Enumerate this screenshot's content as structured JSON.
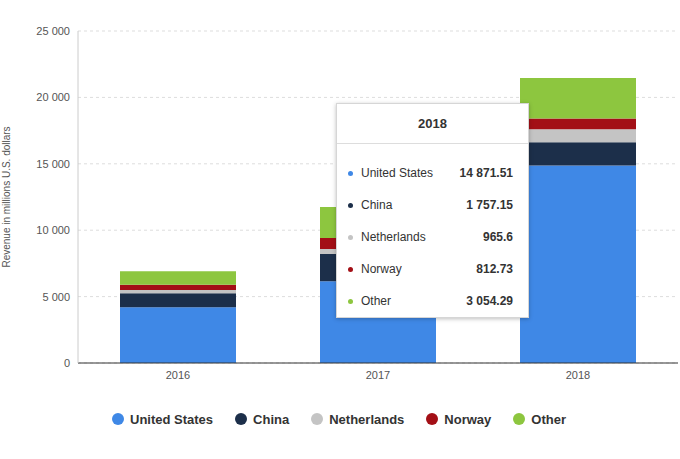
{
  "chart_data": {
    "type": "bar",
    "stacked": true,
    "grid": true,
    "legend": "bottom",
    "ylabel": "Revenue in millions U.S. dollars",
    "categories": [
      "2016",
      "2017",
      "2018"
    ],
    "ylim": [
      0,
      25000
    ],
    "yticks": [
      0,
      {
        "value": 5000,
        "label": "5 000"
      },
      {
        "value": 10000,
        "label": "10 000"
      },
      {
        "value": 15000,
        "label": "15 000"
      },
      {
        "value": 20000,
        "label": "20 000"
      },
      {
        "value": 25000,
        "label": "25 000"
      }
    ],
    "series": [
      {
        "name": "United States",
        "color": "#3f88e6",
        "values": [
          4200,
          6150,
          14871.51
        ],
        "value_labels": [
          null,
          null,
          "14 871.51"
        ]
      },
      {
        "name": "China",
        "color": "#1c2f4a",
        "values": [
          1050,
          2050,
          1757.15
        ],
        "value_labels": [
          null,
          null,
          "1 757.15"
        ]
      },
      {
        "name": "Netherlands",
        "color": "#c4c4c4",
        "values": [
          250,
          380,
          965.6
        ],
        "value_labels": [
          null,
          null,
          "965.6"
        ]
      },
      {
        "name": "Norway",
        "color": "#a30f16",
        "values": [
          400,
          830,
          812.73
        ],
        "value_labels": [
          null,
          null,
          "812.73"
        ]
      },
      {
        "name": "Other",
        "color": "#8dc63f",
        "values": [
          1000,
          2340,
          3054.29
        ],
        "value_labels": [
          null,
          null,
          "3 054.29"
        ]
      }
    ]
  }
}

★ ★ ★ ★

» **REQUEST**
From the data above, copy each line that has the string "color".

» **ANSWER**
        "color": "#3f88e6",
        "color": "#1c2f4a",
        "color": "#c4c4c4",
        "color": "#a30f16",
        "color": "#8dc63f",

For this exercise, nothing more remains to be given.